Challenge
Examine the entries and show every line in which the word "employees" is found.
━━━
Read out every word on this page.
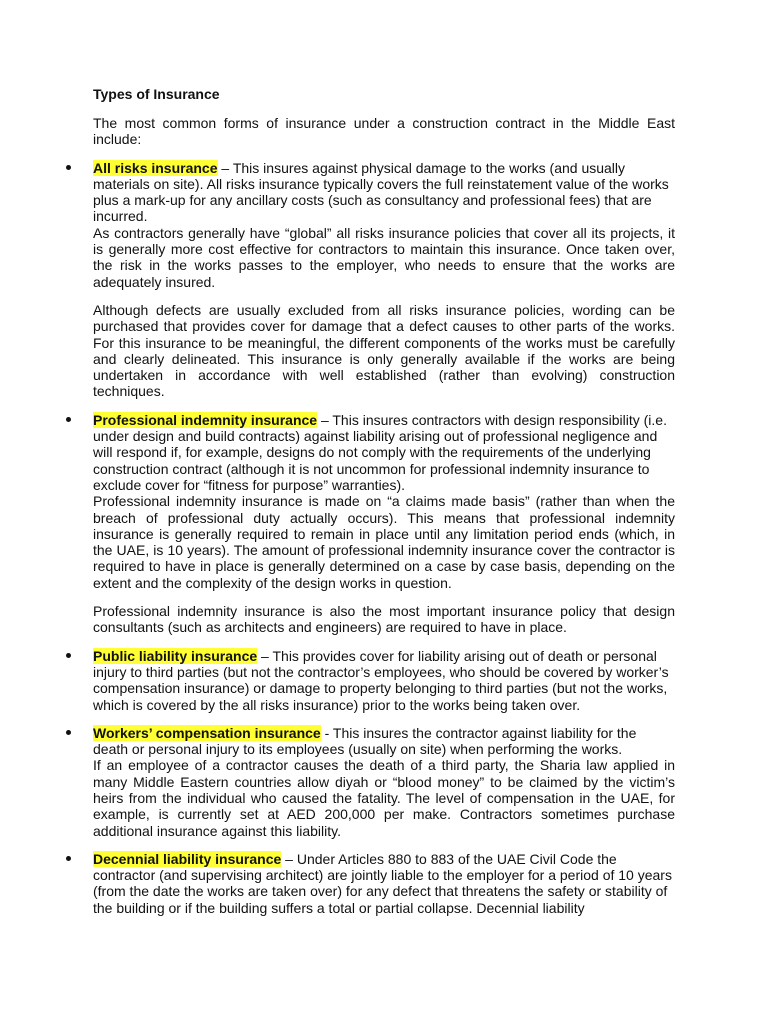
Types of Insurance

The most common forms of insurance under a construction contract in the Middle East include:

All risks insurance – This insures against physical damage to the works (and usually materials on site). All risks insurance typically covers the full reinstatement value of the works plus a mark-up for any ancillary costs (such as consultancy and professional fees) that are incurred.

As contractors generally have “global” all risks insurance policies that cover all its projects, it is generally more cost effective for contractors to maintain this insurance. Once taken over, the risk in the works passes to the employer, who needs to ensure that the works are adequately insured.

Although defects are usually excluded from all risks insurance policies, wording can be purchased that provides cover for damage that a defect causes to other parts of the works. For this insurance to be meaningful, the different components of the works must be carefully and clearly delineated. This insurance is only generally available if the works are being undertaken in accordance with well established (rather than evolving) construction techniques.

Professional indemnity insurance – This insures contractors with design responsibility (i.e. under design and build contracts) against liability arising out of professional negligence and will respond if, for example, designs do not comply with the requirements of the underlying construction contract (although it is not uncommon for professional indemnity insurance to exclude cover for “fitness for purpose” warranties).

Professional indemnity insurance is made on “a claims made basis” (rather than when the breach of professional duty actually occurs). This means that professional indemnity insurance is generally required to remain in place until any limitation period ends (which, in the UAE, is 10 years). The amount of professional indemnity insurance cover the contractor is required to have in place is generally determined on a case by case basis, depending on the extent and the complexity of the design works in question.

Professional indemnity insurance is also the most important insurance policy that design consultants (such as architects and engineers) are required to have in place.

Public liability insurance – This provides cover for liability arising out of death or personal injury to third parties (but not the contractor’s employees, who should be covered by worker’s compensation insurance) or damage to property belonging to third parties (but not the works, which is covered by the all risks insurance) prior to the works being taken over.

Workers’ compensation insurance - This insures the contractor against liability for the death or personal injury to its employees (usually on site) when performing the works.

If an employee of a contractor causes the death of a third party, the Sharia law applied in many Middle Eastern countries allow diyah or “blood money” to be claimed by the victim’s heirs from the individual who caused the fatality. The level of compensation in the UAE, for example, is currently set at AED 200,000 per make. Contractors sometimes purchase additional insurance against this liability.

Decennial liability insurance – Under Articles 880 to 883 of the UAE Civil Code the contractor (and supervising architect) are jointly liable to the employer for a period of 10 years (from the date the works are taken over) for any defect that threatens the safety or stability of the building or if the building suffers a total or partial collapse. Decennial liability
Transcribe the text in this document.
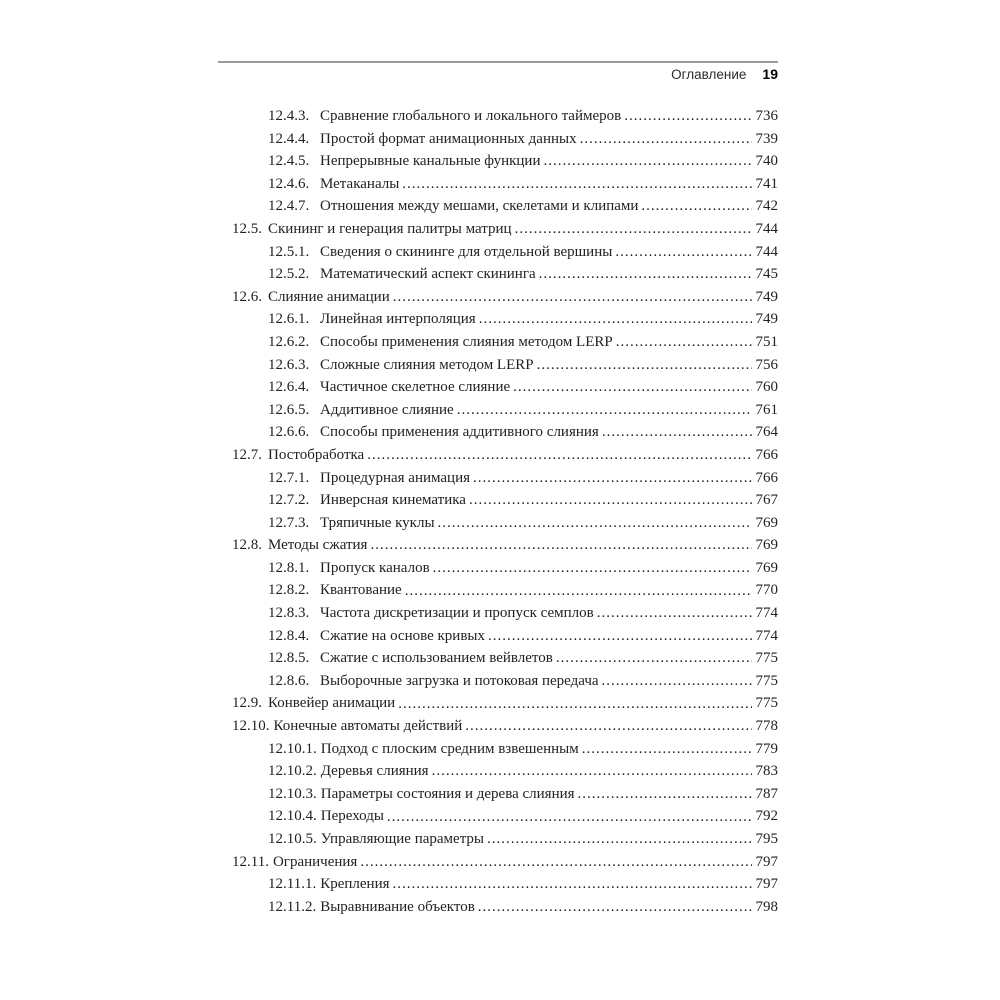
Оглавление 19
12.4.3. Сравнение глобального и локального таймеров .....	736
12.4.4. Простой формат анимационных данных .....	739
12.4.5. Непрерывные канальные функции .....	740
12.4.6. Метаканалы .....	741
12.4.7. Отношения между мешами, скелетами и клипами .....	742
12.5. Скининг и генерация палитры матриц .....	744
12.5.1. Сведения о скининге для отдельной вершины .....	744
12.5.2. Математический аспект скининга .....	745
12.6. Слияние анимации .....	749
12.6.1. Линейная интерполяция .....	749
12.6.2. Способы применения слияния методом LERP .....	751
12.6.3. Сложные слияния методом LERP .....	756
12.6.4. Частичное скелетное слияние .....	760
12.6.5. Аддитивное слияние .....	761
12.6.6. Способы применения аддитивного слияния .....	764
12.7. Постобработка .....	766
12.7.1. Процедурная анимация .....	766
12.7.2. Инверсная кинематика .....	767
12.7.3. Тряпичные куклы .....	769
12.8. Методы сжатия .....	769
12.8.1. Пропуск каналов .....	769
12.8.2. Квантование .....	770
12.8.3. Частота дискретизации и пропуск семплов .....	774
12.8.4. Сжатие на основе кривых .....	774
12.8.5. Сжатие с использованием вейвлетов .....	775
12.8.6. Выборочные загрузка и потоковая передача .....	775
12.9. Конвейер анимации .....	775
12.10. Конечные автоматы действий .....	778
12.10.1. Подход с плоским средним взвешенным .....	779
12.10.2. Деревья слияния .....	783
12.10.3. Параметры состояния и дерева слияния .....	787
12.10.4. Переходы .....	792
12.10.5. Управляющие параметры .....	795
12.11. Ограничения .....	797
12.11.1. Крепления .....	797
12.11.2. Выравнивание объектов .....	798
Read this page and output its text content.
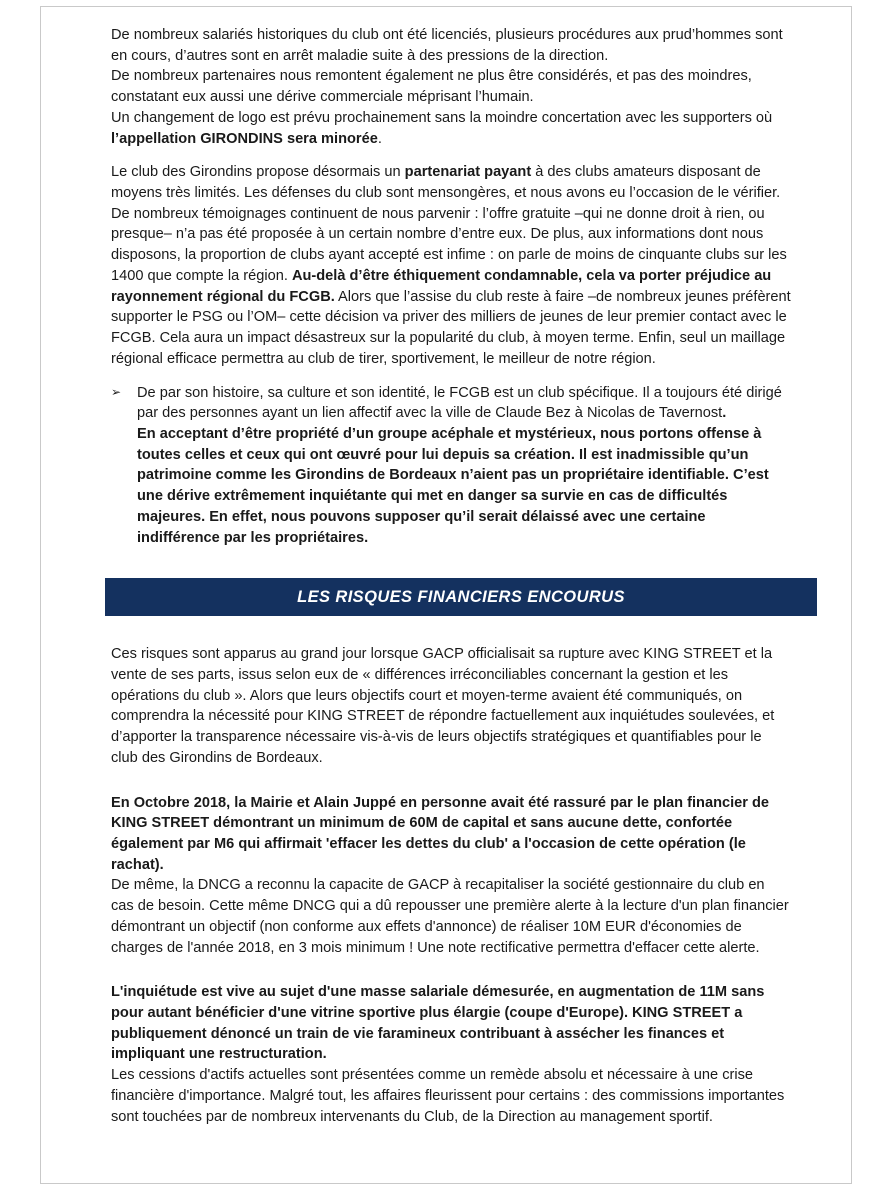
De nombreux salariés historiques du club ont été licenciés, plusieurs procédures aux prud’hommes sont en cours, d’autres sont en arrêt maladie suite à des pressions de la direction.

De nombreux partenaires nous remontent également ne plus être considérés, et pas des moindres, constatant eux aussi une dérive commerciale méprisant l’humain.

Un changement de logo est prévu prochainement sans la moindre concertation avec les supporters où l’appellation GIRONDINS sera minorée.

Le club des Girondins propose désormais un partenariat payant à des clubs amateurs disposant de moyens très limités. Les défenses du club sont mensongères, et nous avons eu l’occasion de le vérifier. De nombreux témoignages continuent de nous parvenir : l’offre gratuite –qui ne donne droit à rien, ou presque– n’a pas été proposée à un certain nombre d’entre eux. De plus, aux informations dont nous disposons, la proportion de clubs ayant accepté est infime : on parle de moins de cinquante clubs sur les 1400 que compte la région. Au-delà d’être éthiquement condamnable, cela va porter préjudice au rayonnement régional du FCGB. Alors que l’assise du club reste à faire –de nombreux jeunes préfèrent supporter le PSG ou l’OM– cette décision va priver des milliers de jeunes de leur premier contact avec le FCGB. Cela aura un impact désastreux sur la popularité du club, à moyen terme. Enfin, seul un maillage régional efficace permettra au club de tirer, sportivement, le meilleur de notre région.

➢	De par son histoire, sa culture et son identité, le FCGB est un club spécifique. Il a toujours été dirigé par des personnes ayant un lien affectif avec la ville de Claude Bez à Nicolas de Tavernost.

En acceptant d’être propriété d’un groupe acéphale et mystérieux, nous portons offense à toutes celles et ceux qui ont œuvré pour lui depuis sa création. Il est inadmissible qu’un patrimoine comme les Girondins de Bordeaux n’aient pas un propriétaire identifiable. C’est une dérive extrêmement inquiétante qui met en danger sa survie en cas de difficultés majeures. En effet, nous pouvons supposer qu’il serait délaissé avec une certaine indifférence par les propriétaires.

LES RISQUES FINANCIERS ENCOURUS

Ces risques sont apparus au grand jour lorsque GACP officialisait sa rupture avec KING STREET et la vente de ses parts, issus selon eux de « différences irréconciliables concernant la gestion et les opérations du club ». Alors que leurs objectifs court et moyen-terme avaient été communiqués, on comprendra la nécessité pour KING STREET de répondre factuellement aux inquiétudes soulevées, et d’apporter la transparence nécessaire vis-à-vis de leurs objectifs stratégiques et quantifiables pour le club des Girondins de Bordeaux.

En Octobre 2018, la Mairie et Alain Juppé en personne avait été rassuré par le plan financier de KING STREET démontrant un minimum de 60M de capital et sans aucune dette, confortée également par M6 qui affirmait 'effacer les dettes du club' a l'occasion de cette opération (le rachat).

De même, la DNCG a reconnu la capacite de GACP à recapitaliser la société gestionnaire du club en cas de besoin. Cette même DNCG qui a dû repousser une première alerte à la lecture d'un plan financier démontrant un objectif (non conforme aux effets d'annonce) de réaliser 10M EUR d'économies de charges de l'année 2018, en 3 mois minimum ! Une note rectificative permettra d'effacer cette alerte.

L'inquiétude est vive au sujet d'une masse salariale démesurée, en augmentation de 11M sans pour autant bénéficier d'une vitrine sportive plus élargie (coupe d'Europe). KING STREET a publiquement dénoncé un train de vie faramineux contribuant à assécher les finances et impliquant une restructuration.

Les cessions d'actifs actuelles sont présentées comme un remède absolu et nécessaire à une crise financière d'importance. Malgré tout, les affaires fleurissent pour certains : des commissions importantes sont touchées par de nombreux intervenants du Club, de la Direction au management sportif.
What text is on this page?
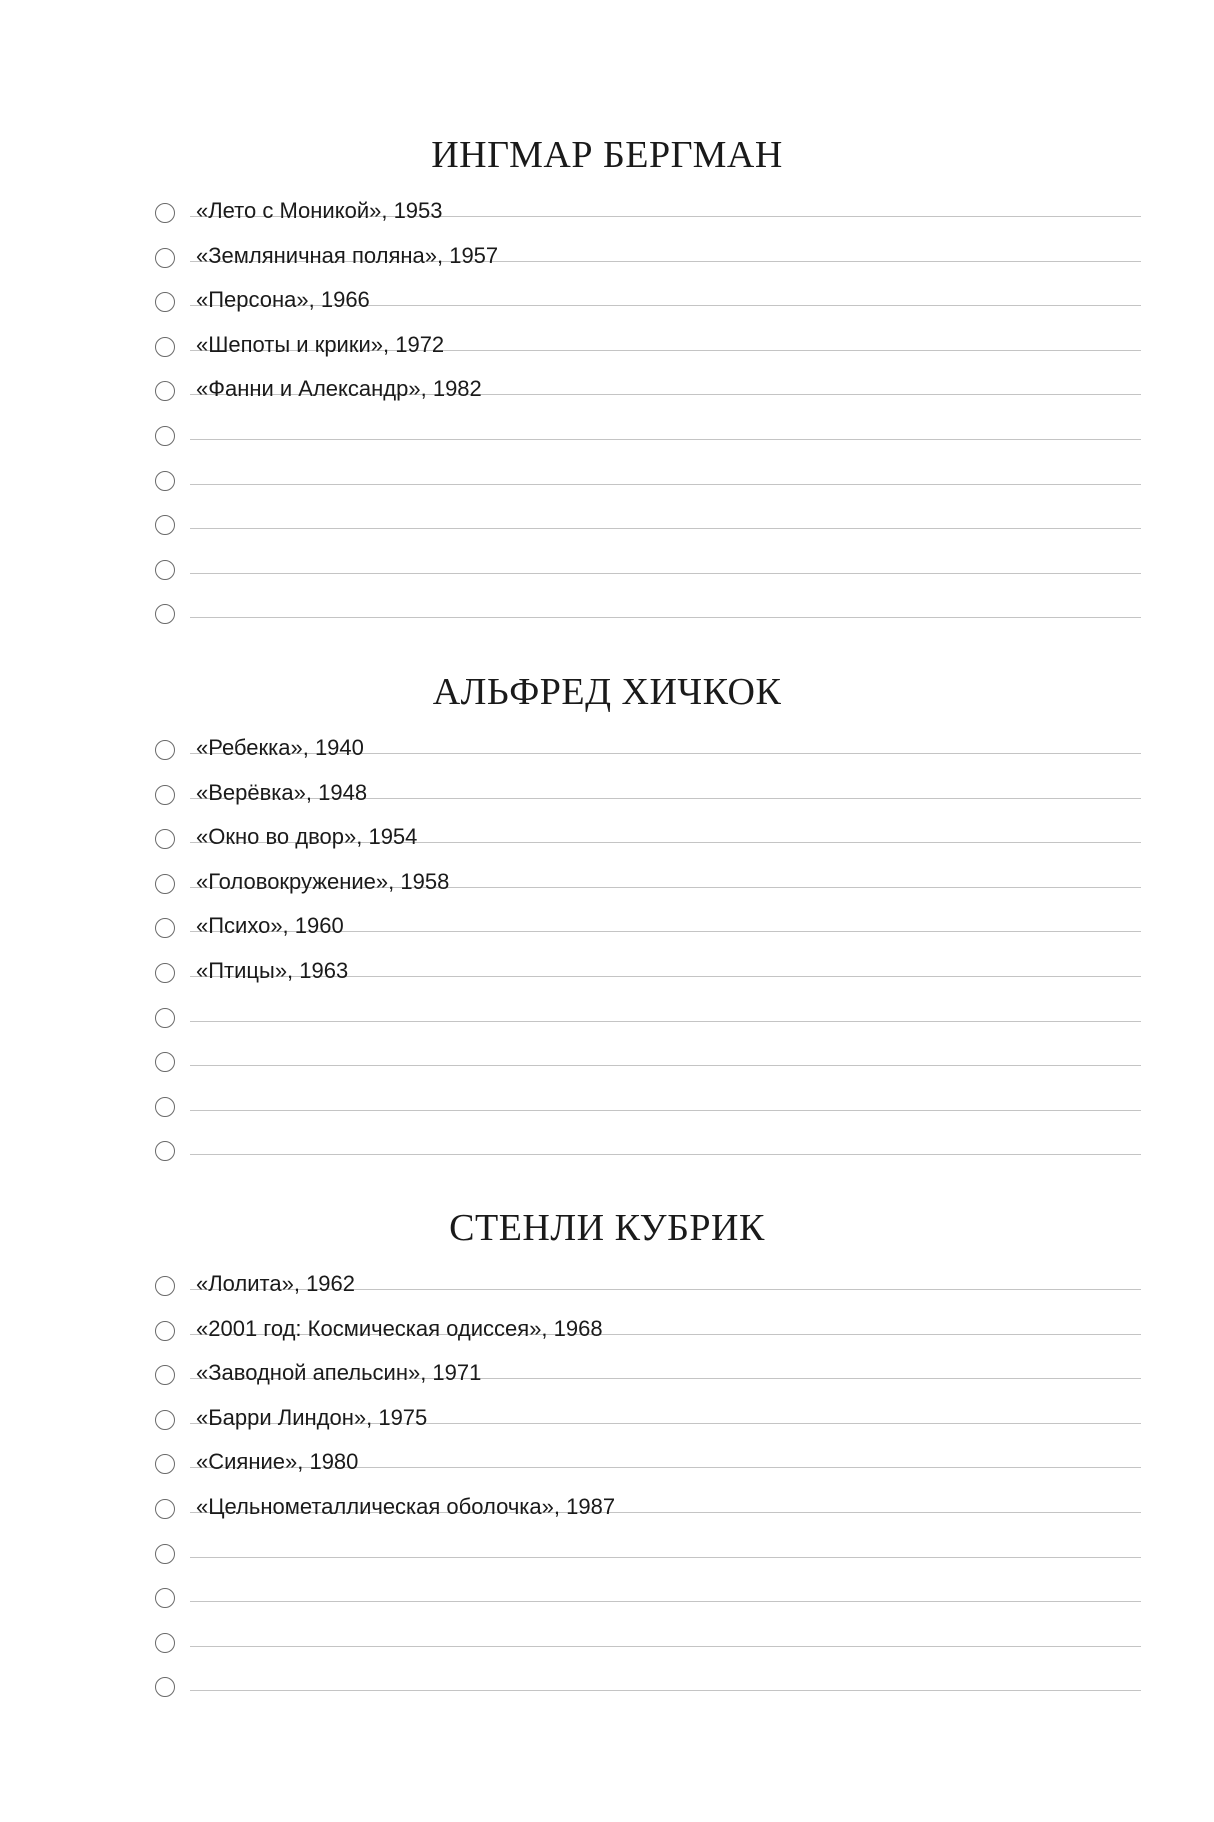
ИНГМАР БЕРГМАН
«Лето с Моникой», 1953
«Земляничная поляна», 1957
«Персона», 1966
«Шепоты и крики», 1972
«Фанни и Александр», 1982
АЛЬФРЕД ХИЧКОК
«Ребекка», 1940
«Верёвка», 1948
«Окно во двор», 1954
«Головокружение», 1958
«Психо», 1960
«Птицы», 1963
СТЕНЛИ КУБРИК
«Лолита», 1962
«2001 год: Космическая одиссея», 1968
«Заводной апельсин», 1971
«Барри Линдон», 1975
«Сияние», 1980
«Цельнометаллическая оболочка», 1987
━━━
Exercise response
Public liability insurance – This provides cover for liability arising out of death or personal injury to third parties (but not the contractor’s employees, who should be covered by worker’s compensation insurance) or damage to property belonging to third parties (but not the works, which is covered by the all risks insurance) prior to the works being taken over.
Workers’ compensation insurance - This insures the contractor against liability for the death or personal injury to its employees (usually on site) when performing the works.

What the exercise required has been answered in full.